- Data listing -
........

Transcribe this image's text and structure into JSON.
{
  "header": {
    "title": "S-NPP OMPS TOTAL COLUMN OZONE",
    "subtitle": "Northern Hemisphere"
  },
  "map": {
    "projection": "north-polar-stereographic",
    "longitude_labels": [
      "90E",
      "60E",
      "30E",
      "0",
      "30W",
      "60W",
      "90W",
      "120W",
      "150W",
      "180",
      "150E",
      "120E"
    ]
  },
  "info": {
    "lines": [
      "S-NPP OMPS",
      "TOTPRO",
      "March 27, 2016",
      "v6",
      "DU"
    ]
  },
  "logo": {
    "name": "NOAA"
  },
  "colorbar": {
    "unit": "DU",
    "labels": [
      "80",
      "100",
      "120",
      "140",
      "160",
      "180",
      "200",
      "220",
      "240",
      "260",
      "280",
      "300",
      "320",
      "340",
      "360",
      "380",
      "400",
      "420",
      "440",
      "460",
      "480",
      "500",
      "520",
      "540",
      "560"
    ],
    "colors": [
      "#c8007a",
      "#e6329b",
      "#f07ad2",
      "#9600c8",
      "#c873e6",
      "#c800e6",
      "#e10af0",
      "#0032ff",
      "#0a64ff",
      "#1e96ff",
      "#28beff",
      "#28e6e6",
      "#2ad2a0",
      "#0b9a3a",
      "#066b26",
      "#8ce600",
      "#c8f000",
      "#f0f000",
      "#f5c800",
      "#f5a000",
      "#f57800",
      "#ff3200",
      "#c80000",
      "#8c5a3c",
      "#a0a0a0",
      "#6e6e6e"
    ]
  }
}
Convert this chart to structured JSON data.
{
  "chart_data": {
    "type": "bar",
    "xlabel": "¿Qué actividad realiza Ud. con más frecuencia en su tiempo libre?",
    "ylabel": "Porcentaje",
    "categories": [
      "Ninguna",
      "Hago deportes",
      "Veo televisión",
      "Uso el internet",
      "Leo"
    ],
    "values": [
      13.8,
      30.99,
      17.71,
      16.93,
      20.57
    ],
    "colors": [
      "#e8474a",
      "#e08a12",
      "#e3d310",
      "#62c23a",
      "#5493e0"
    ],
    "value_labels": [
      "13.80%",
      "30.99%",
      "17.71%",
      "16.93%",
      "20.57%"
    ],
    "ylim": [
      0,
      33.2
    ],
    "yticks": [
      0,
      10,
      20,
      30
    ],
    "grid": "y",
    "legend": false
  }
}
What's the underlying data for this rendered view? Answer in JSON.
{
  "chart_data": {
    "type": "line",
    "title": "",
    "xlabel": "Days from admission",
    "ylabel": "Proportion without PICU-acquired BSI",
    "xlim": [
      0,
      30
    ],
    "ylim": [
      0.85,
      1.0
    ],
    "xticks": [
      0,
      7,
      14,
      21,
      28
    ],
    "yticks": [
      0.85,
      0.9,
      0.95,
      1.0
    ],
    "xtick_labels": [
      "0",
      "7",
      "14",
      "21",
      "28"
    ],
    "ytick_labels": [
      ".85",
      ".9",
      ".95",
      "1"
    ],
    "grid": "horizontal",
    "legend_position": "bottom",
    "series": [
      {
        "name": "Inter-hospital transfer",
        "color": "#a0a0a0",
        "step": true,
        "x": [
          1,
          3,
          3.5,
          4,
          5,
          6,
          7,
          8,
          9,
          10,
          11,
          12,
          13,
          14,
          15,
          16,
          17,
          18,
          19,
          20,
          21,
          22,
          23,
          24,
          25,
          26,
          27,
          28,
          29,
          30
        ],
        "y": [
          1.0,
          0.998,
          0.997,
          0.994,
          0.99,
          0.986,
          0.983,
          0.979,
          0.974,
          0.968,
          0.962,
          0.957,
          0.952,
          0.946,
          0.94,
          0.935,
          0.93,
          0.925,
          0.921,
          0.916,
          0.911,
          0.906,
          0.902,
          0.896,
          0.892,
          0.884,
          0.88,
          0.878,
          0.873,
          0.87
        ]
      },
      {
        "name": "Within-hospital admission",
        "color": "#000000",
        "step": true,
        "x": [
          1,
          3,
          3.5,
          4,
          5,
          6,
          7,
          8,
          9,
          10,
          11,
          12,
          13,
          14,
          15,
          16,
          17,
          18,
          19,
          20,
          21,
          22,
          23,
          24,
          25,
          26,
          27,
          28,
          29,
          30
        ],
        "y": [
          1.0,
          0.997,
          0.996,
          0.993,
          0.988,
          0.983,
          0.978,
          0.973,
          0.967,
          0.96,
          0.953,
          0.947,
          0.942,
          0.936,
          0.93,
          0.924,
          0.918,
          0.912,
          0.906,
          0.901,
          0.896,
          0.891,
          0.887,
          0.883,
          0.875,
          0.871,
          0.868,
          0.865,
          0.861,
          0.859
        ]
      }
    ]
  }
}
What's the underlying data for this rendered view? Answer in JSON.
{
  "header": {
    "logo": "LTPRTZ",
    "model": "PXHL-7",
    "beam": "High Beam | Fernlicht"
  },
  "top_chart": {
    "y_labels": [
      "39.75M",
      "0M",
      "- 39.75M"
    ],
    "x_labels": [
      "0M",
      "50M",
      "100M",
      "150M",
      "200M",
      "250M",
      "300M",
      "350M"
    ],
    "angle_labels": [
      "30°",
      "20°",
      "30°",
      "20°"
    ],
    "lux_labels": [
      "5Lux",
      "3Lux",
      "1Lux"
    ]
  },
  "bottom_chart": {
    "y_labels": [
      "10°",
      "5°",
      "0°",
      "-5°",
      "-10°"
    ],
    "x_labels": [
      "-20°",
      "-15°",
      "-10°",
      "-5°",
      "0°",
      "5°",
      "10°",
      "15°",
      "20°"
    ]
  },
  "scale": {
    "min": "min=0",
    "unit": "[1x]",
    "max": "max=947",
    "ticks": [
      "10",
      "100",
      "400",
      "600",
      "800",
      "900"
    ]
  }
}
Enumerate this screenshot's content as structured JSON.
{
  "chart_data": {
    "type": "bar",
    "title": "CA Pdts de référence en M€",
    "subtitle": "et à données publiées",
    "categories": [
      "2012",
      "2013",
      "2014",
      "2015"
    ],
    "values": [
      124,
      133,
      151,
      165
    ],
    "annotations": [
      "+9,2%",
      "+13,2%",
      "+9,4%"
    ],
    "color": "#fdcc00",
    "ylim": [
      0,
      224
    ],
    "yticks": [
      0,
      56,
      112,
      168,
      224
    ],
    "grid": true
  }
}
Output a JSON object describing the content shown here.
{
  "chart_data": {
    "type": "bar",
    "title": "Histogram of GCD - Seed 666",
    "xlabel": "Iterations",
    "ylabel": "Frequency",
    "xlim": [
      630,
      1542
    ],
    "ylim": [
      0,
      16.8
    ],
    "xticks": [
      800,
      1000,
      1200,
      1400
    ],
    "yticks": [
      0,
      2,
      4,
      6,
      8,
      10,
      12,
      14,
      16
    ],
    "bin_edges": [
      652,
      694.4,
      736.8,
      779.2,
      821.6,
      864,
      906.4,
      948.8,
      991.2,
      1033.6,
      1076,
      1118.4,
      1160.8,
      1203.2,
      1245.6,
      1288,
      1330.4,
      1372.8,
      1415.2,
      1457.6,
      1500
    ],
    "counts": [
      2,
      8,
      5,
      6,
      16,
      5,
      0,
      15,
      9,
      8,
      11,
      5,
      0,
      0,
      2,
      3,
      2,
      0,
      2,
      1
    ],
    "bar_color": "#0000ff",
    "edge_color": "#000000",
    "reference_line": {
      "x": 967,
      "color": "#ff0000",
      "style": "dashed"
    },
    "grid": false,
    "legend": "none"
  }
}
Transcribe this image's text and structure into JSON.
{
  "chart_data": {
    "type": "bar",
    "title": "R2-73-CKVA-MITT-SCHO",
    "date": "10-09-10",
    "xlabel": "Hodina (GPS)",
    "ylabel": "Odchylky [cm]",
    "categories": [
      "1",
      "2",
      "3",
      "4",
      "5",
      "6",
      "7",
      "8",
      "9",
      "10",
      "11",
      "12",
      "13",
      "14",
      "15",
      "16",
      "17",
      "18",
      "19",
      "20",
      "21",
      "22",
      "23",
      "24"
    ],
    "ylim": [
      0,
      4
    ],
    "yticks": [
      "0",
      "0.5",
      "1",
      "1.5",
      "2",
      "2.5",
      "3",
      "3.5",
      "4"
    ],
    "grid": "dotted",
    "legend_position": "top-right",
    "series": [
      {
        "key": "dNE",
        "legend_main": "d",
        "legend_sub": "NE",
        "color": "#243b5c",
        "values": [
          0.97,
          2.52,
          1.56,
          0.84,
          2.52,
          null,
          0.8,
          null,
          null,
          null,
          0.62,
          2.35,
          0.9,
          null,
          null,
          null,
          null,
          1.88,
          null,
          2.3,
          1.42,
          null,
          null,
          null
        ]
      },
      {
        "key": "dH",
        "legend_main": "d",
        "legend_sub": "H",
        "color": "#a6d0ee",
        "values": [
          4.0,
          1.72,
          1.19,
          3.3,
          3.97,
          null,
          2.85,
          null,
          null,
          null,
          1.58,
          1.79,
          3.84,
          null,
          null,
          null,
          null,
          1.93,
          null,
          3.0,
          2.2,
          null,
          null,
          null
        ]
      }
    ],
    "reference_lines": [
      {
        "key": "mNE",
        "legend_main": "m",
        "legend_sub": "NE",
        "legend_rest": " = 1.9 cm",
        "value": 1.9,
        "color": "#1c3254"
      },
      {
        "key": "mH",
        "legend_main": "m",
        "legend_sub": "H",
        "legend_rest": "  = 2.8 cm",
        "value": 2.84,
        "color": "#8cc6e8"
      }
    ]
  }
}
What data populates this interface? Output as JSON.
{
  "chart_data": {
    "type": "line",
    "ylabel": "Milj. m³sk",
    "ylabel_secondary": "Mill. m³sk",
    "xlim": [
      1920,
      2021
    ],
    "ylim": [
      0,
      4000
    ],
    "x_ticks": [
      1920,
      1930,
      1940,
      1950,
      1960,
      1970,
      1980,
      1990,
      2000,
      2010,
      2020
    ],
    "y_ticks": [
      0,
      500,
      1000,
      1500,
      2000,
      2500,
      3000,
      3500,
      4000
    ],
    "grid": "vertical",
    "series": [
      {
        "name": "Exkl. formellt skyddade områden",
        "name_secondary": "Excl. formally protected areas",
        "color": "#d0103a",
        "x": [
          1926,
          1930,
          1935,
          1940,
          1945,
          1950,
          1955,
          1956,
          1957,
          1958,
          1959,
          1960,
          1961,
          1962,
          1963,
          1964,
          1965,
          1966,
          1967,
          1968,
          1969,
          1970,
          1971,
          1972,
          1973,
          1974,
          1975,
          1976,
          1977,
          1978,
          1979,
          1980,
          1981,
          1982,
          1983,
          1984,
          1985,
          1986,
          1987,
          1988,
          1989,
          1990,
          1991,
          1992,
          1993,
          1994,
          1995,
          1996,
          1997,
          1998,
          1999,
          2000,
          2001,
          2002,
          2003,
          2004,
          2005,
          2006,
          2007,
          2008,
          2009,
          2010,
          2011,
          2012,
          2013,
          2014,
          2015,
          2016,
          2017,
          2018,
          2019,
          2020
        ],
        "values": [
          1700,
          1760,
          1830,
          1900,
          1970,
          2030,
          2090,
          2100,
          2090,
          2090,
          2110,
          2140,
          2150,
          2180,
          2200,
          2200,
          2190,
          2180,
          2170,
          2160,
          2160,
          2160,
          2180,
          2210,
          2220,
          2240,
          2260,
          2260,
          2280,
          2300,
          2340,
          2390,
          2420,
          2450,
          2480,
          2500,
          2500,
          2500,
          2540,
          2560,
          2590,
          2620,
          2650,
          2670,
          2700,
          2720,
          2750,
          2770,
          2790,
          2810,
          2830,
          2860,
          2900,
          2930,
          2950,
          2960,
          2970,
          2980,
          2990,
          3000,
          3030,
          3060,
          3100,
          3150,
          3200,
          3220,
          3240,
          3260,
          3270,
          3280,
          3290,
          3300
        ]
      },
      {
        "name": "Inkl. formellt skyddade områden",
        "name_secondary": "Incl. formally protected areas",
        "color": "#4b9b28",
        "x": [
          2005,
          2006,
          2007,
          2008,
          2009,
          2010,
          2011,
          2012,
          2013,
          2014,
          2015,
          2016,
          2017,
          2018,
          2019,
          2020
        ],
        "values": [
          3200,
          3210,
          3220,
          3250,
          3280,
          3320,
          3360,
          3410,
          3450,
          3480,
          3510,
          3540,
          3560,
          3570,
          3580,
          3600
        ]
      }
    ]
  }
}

........

- Given problem -
Find and copy each line above that includes the string "xlabel".

- The reply -
    "xlabel": "¿Qué actividad realiza Ud. con más frecuencia en su tiempo libre?",
    "xlabel": "Days from admission",
    "xlabel": "Iterations",
    "xlabel": "Hodina (GPS)",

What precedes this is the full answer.